* [Records supplied]
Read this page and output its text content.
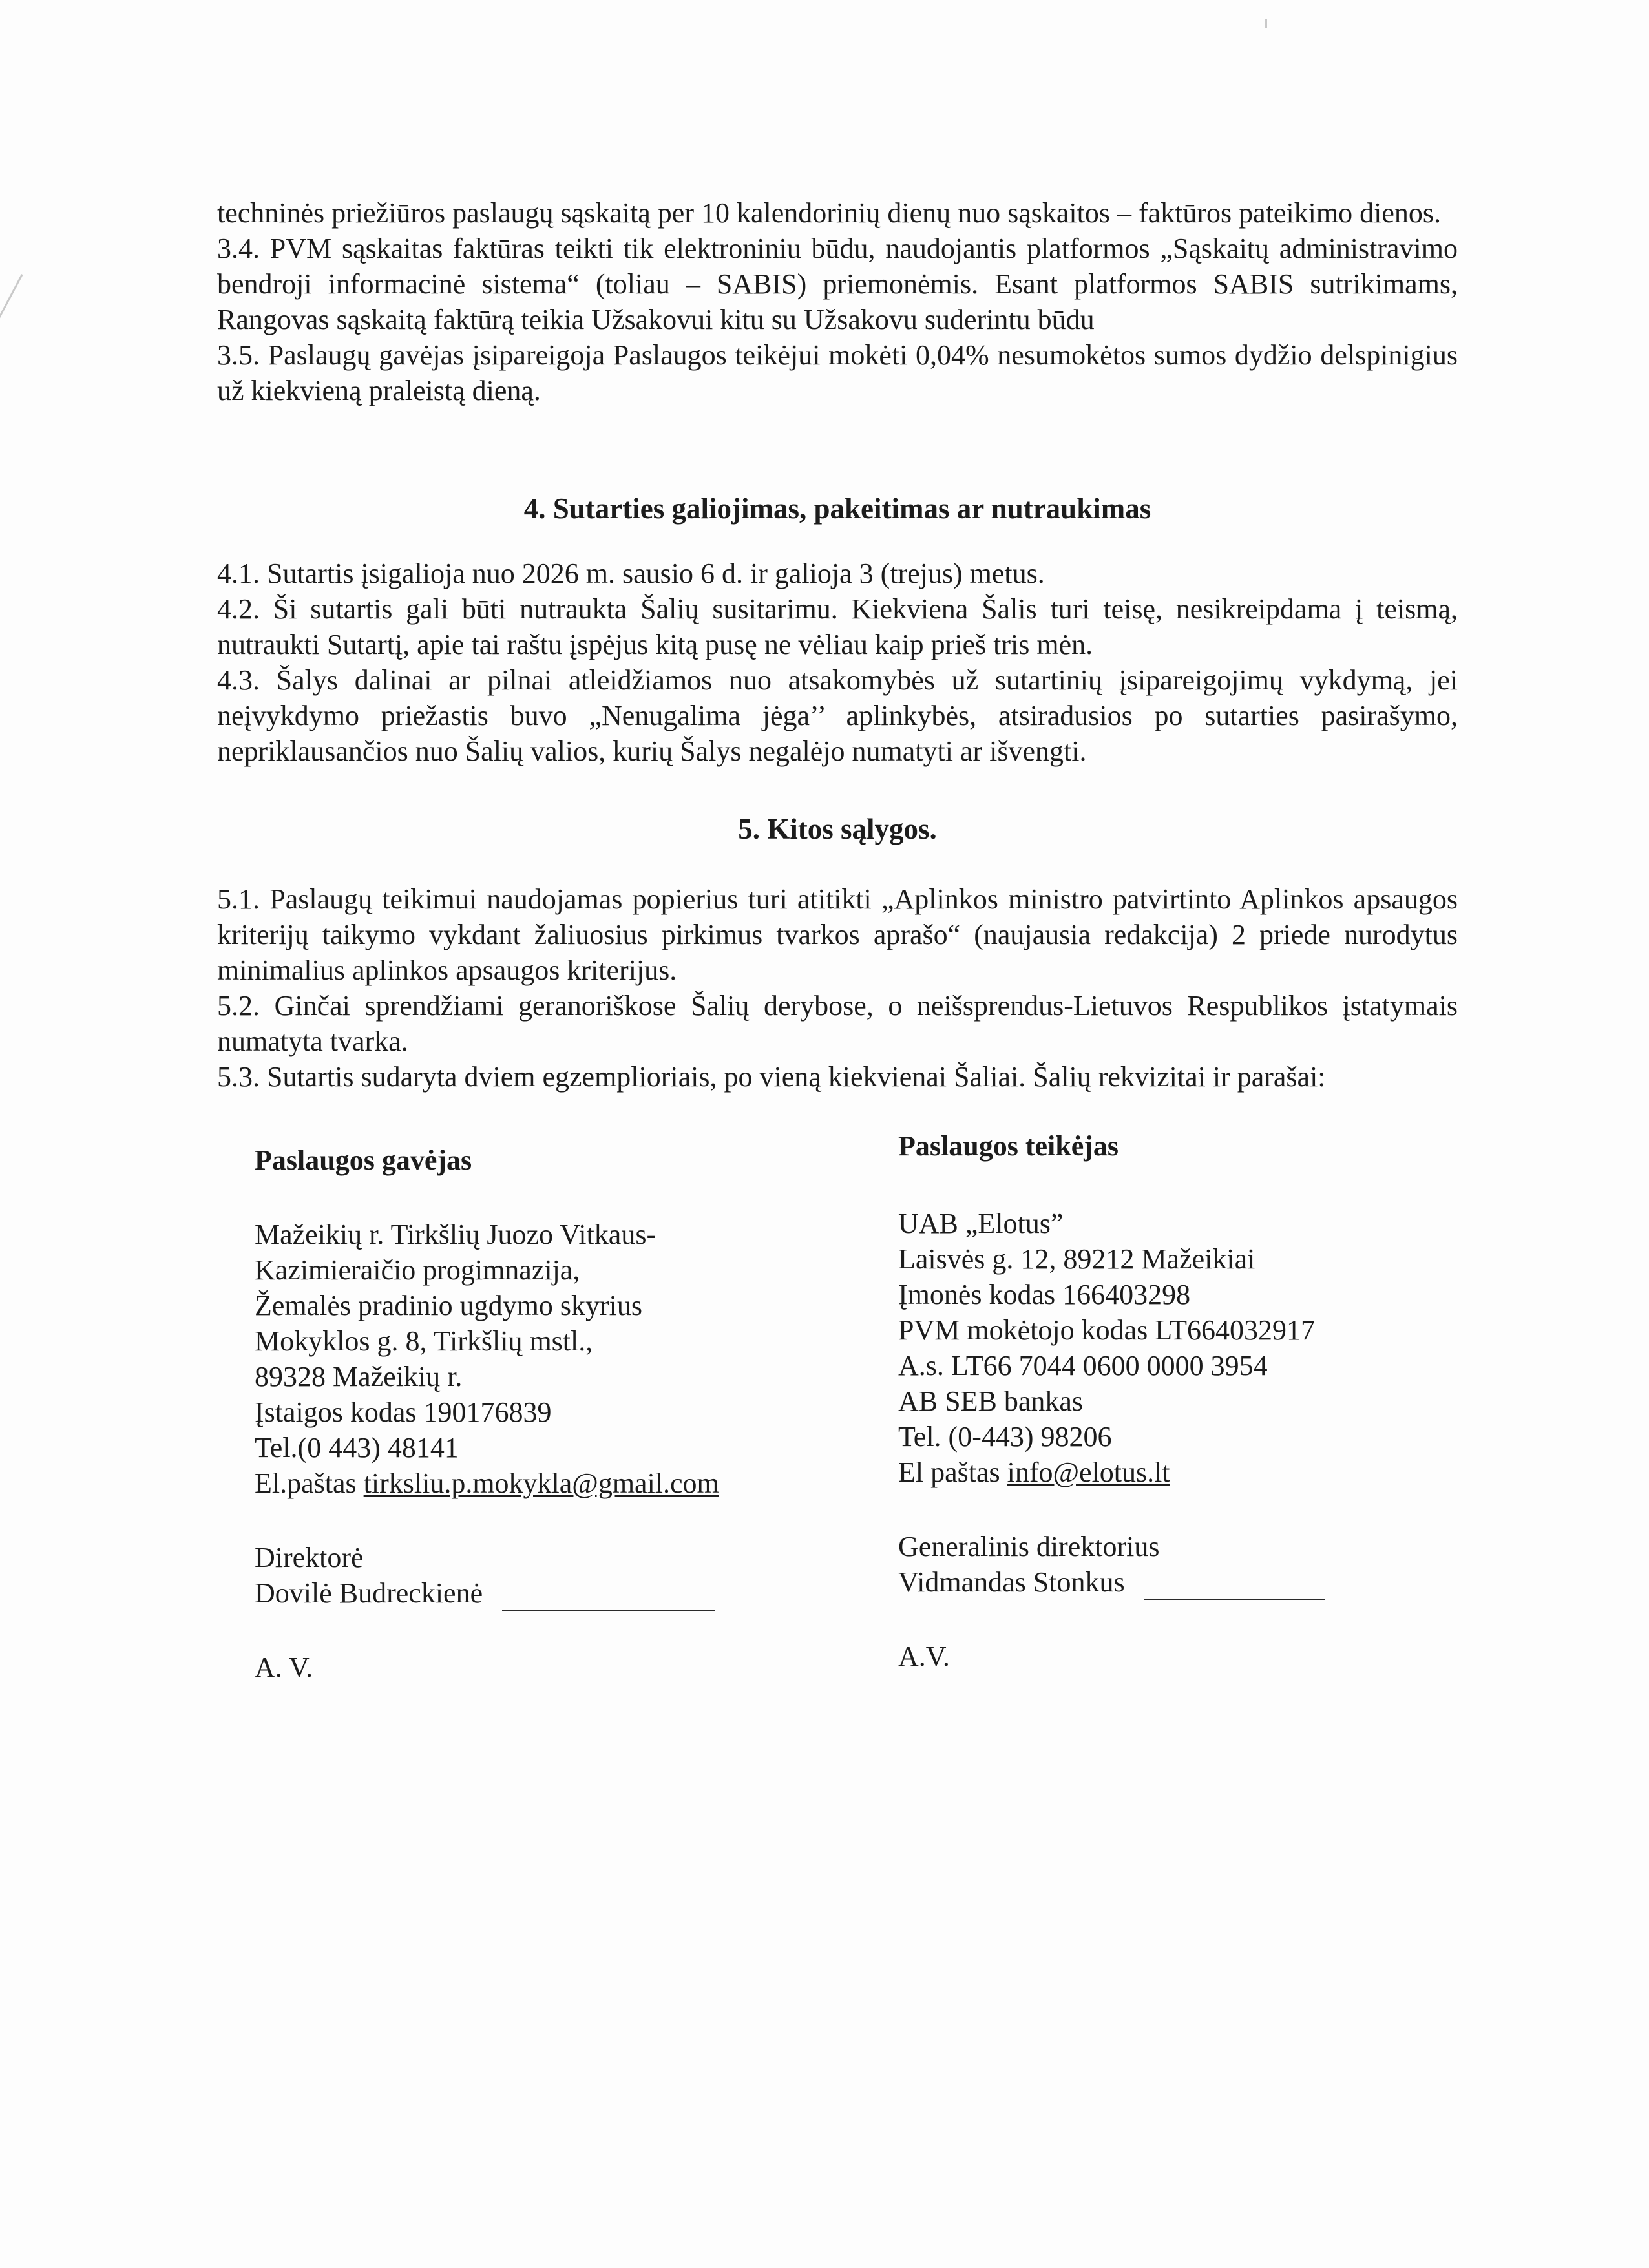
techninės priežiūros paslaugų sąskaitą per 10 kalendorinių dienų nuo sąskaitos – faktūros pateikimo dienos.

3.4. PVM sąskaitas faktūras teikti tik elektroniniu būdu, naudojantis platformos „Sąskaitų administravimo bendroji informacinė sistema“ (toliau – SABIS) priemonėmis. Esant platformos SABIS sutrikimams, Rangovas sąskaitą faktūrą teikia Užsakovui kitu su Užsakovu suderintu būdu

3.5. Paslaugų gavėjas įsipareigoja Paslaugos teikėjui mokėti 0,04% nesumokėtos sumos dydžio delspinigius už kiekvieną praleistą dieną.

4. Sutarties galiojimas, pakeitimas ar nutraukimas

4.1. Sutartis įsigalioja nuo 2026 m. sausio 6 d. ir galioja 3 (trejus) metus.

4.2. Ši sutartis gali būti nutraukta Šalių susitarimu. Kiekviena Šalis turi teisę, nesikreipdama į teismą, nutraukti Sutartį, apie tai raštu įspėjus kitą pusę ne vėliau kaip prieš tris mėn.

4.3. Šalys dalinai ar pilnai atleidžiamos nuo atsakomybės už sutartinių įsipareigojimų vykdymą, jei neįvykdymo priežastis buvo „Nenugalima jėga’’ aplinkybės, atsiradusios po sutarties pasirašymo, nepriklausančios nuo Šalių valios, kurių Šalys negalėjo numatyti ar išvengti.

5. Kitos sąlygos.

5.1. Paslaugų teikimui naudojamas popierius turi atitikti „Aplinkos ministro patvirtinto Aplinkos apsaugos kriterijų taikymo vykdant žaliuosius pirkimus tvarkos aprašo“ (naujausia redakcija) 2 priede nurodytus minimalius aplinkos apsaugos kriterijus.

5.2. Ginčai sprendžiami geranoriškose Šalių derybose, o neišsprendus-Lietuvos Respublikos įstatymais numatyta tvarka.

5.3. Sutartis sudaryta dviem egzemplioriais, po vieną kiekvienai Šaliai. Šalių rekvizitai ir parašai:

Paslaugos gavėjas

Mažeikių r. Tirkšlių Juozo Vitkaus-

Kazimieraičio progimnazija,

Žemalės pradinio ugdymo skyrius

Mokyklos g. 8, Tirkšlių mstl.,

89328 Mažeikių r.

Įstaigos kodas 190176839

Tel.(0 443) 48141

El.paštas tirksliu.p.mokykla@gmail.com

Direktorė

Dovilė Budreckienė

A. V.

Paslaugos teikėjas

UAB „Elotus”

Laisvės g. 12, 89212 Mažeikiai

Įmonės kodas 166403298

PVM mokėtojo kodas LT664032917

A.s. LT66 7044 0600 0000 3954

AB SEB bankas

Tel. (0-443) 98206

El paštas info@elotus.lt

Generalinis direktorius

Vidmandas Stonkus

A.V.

* [Work to be completed]
Tally how many lines of the data include the word "sąskaitą". Write the number and nothing else.

* [Task result]
2